**WRITTEN EXERCISE**
Give the listing below again in full, exactly as written.

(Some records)
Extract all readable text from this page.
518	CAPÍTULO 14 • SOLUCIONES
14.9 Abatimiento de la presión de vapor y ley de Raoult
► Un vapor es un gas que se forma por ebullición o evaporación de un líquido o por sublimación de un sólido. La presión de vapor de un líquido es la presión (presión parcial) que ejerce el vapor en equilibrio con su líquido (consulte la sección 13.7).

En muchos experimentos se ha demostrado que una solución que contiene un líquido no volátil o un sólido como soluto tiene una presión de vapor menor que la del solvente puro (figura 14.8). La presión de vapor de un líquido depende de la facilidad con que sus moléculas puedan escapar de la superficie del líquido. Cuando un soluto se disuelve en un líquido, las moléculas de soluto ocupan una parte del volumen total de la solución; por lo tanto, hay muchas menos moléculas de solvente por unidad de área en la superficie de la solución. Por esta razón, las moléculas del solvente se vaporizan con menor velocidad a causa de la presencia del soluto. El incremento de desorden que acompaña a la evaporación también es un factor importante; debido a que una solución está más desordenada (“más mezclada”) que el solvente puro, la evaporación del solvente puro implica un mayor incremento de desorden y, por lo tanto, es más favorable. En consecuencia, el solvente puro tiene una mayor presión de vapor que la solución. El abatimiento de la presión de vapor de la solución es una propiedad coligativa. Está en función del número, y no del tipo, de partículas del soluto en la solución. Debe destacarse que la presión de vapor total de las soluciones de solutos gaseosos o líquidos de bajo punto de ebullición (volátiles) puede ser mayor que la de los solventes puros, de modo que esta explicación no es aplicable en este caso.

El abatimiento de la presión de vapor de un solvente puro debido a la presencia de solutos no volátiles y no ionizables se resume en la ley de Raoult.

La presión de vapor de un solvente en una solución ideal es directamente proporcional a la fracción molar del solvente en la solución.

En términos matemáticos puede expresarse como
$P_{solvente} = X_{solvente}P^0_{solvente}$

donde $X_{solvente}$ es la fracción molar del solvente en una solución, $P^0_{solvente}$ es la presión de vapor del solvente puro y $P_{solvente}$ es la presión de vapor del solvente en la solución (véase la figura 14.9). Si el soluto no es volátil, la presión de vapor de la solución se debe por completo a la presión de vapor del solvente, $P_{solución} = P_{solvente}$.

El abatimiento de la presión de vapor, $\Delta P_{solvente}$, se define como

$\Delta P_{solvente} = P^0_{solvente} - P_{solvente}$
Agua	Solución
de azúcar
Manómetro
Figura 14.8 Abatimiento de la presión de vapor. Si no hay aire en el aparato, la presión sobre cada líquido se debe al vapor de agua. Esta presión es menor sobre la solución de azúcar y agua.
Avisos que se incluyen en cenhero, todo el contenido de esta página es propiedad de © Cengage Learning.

**SOLUTION**
Extract all readable text from this page.
518	CAPÍTULO 14 • SOLUCIONES
14.9 Abatimiento de la presión de vapor y ley de Raoult
► Un vapor es un gas que se forma por ebullición o evaporación de un líquido o por sublimación de un sólido. La presión de vapor de un líquido es la presión (presión parcial) que ejerce el vapor en equilibrio con su líquido (consulte la sección 13.7).

En muchos experimentos se ha demostrado que una solución que contiene un líquido no volátil o un sólido como soluto tiene una presión de vapor menor que la del solvente puro (figura 14.8). La presión de vapor de un líquido depende de la facilidad con que sus moléculas puedan escapar de la superficie del líquido. Cuando un soluto se disuelve en un líquido, las moléculas de soluto ocupan una parte del volumen total de la solución; por lo tanto, hay muchas menos moléculas de solvente por unidad de área en la superficie de la solución. Por esta razón, las moléculas del solvente se vaporizan con menor velocidad a causa de la presencia del soluto. El incremento de desorden que acompaña a la evaporación también es un factor importante; debido a que una solución está más desordenada (“más mezclada”) que el solvente puro, la evaporación del solvente puro implica un mayor incremento de desorden y, por lo tanto, es más favorable. En consecuencia, el solvente puro tiene una mayor presión de vapor que la solución. El abatimiento de la presión de vapor de la solución es una propiedad coligativa. Está en función del número, y no del tipo, de partículas del soluto en la solución. Debe destacarse que la presión de vapor total de las soluciones de solutos gaseosos o líquidos de bajo punto de ebullición (volátiles) puede ser mayor que la de los solventes puros, de modo que esta explicación no es aplicable en este caso.

El abatimiento de la presión de vapor de un solvente puro debido a la presencia de solutos no volátiles y no ionizables se resume en la ley de Raoult.

La presión de vapor de un solvente en una solución ideal es directamente proporcional a la fracción molar del solvente en la solución.

En términos matemáticos puede expresarse como
$P_{solvente} = X_{solvente}P^0_{solvente}$

donde $X_{solvente}$ es la fracción molar del solvente en una solución, $P^0_{solvente}$ es la presión de vapor del solvente puro y $P_{solvente}$ es la presión de vapor del solvente en la solución (véase la figura 14.9). Si el soluto no es volátil, la presión de vapor de la solución se debe por completo a la presión de vapor del solvente, $P_{solución} = P_{solvente}$.

El abatimiento de la presión de vapor, $\Delta P_{solvente}$, se define como

$\Delta P_{solvente} = P^0_{solvente} - P_{solvente}$
Agua	Solución
de azúcar
Manómetro
Figura 14.8 Abatimiento de la presión de vapor. Si no hay aire en el aparato, la presión sobre cada líquido se debe al vapor de agua. Esta presión es menor sobre la solución de azúcar y agua.
Avisos que se incluyen en cenhero, todo el contenido de esta página es propiedad de © Cengage Learning.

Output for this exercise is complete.